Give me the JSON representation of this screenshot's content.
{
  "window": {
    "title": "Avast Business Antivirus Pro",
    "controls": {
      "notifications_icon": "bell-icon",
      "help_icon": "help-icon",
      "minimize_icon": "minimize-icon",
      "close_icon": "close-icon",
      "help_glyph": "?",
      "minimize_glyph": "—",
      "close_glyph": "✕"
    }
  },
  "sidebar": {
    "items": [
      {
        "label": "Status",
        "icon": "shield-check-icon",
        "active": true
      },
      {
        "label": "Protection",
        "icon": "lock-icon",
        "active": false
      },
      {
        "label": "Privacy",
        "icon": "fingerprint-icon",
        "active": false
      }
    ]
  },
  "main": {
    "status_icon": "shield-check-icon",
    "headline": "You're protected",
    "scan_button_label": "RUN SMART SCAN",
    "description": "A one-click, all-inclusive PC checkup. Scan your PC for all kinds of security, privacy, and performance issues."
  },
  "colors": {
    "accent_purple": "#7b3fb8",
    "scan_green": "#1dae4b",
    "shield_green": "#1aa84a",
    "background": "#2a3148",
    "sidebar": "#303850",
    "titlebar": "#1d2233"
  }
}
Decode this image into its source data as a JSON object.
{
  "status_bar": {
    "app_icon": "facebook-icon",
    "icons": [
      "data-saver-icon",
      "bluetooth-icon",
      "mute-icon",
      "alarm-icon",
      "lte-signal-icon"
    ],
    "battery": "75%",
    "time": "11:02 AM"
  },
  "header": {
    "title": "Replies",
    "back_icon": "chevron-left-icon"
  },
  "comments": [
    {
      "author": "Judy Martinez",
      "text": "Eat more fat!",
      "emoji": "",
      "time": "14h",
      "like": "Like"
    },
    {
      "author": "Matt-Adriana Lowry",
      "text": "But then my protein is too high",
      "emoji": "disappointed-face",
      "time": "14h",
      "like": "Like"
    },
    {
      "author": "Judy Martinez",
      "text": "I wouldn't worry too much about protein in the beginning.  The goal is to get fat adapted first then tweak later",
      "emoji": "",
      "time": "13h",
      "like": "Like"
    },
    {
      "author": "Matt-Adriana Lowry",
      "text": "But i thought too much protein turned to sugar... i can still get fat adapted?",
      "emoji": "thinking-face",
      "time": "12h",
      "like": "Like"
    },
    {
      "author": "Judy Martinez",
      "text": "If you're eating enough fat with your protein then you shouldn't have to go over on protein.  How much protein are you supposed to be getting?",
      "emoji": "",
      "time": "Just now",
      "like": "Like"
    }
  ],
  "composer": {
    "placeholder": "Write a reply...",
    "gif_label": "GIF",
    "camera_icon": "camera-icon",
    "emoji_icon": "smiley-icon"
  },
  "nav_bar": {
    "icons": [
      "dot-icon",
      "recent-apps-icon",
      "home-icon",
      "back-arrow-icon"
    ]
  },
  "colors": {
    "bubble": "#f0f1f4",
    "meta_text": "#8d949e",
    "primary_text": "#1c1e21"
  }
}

→ **Problem to work on**: Without leaving anything out, repeat the data exactly.

→ **Expected output**:
Give me the JSON representation of this screenshot's content.
{
  "window": {
    "title": "Avast Business Antivirus Pro",
    "controls": {
      "notifications_icon": "bell-icon",
      "help_icon": "help-icon",
      "minimize_icon": "minimize-icon",
      "close_icon": "close-icon",
      "help_glyph": "?",
      "minimize_glyph": "—",
      "close_glyph": "✕"
    }
  },
  "sidebar": {
    "items": [
      {
        "label": "Status",
        "icon": "shield-check-icon",
        "active": true
      },
      {
        "label": "Protection",
        "icon": "lock-icon",
        "active": false
      },
      {
        "label": "Privacy",
        "icon": "fingerprint-icon",
        "active": false
      }
    ]
  },
  "main": {
    "status_icon": "shield-check-icon",
    "headline": "You're protected",
    "scan_button_label": "RUN SMART SCAN",
    "description": "A one-click, all-inclusive PC checkup. Scan your PC for all kinds of security, privacy, and performance issues."
  },
  "colors": {
    "accent_purple": "#7b3fb8",
    "scan_green": "#1dae4b",
    "shield_green": "#1aa84a",
    "background": "#2a3148",
    "sidebar": "#303850",
    "titlebar": "#1d2233"
  }
}
Decode this image into its source data as a JSON object.
{
  "status_bar": {
    "app_icon": "facebook-icon",
    "icons": [
      "data-saver-icon",
      "bluetooth-icon",
      "mute-icon",
      "alarm-icon",
      "lte-signal-icon"
    ],
    "battery": "75%",
    "time": "11:02 AM"
  },
  "header": {
    "title": "Replies",
    "back_icon": "chevron-left-icon"
  },
  "comments": [
    {
      "author": "Judy Martinez",
      "text": "Eat more fat!",
      "emoji": "",
      "time": "14h",
      "like": "Like"
    },
    {
      "author": "Matt-Adriana Lowry",
      "text": "But then my protein is too high",
      "emoji": "disappointed-face",
      "time": "14h",
      "like": "Like"
    },
    {
      "author": "Judy Martinez",
      "text": "I wouldn't worry too much about protein in the beginning.  The goal is to get fat adapted first then tweak later",
      "emoji": "",
      "time": "13h",
      "like": "Like"
    },
    {
      "author": "Matt-Adriana Lowry",
      "text": "But i thought too much protein turned to sugar... i can still get fat adapted?",
      "emoji": "thinking-face",
      "time": "12h",
      "like": "Like"
    },
    {
      "author": "Judy Martinez",
      "text": "If you're eating enough fat with your protein then you shouldn't have to go over on protein.  How much protein are you supposed to be getting?",
      "emoji": "",
      "time": "Just now",
      "like": "Like"
    }
  ],
  "composer": {
    "placeholder": "Write a reply...",
    "gif_label": "GIF",
    "camera_icon": "camera-icon",
    "emoji_icon": "smiley-icon"
  },
  "nav_bar": {
    "icons": [
      "dot-icon",
      "recent-apps-icon",
      "home-icon",
      "back-arrow-icon"
    ]
  },
  "colors": {
    "bubble": "#f0f1f4",
    "meta_text": "#8d949e",
    "primary_text": "#1c1e21"
  }
}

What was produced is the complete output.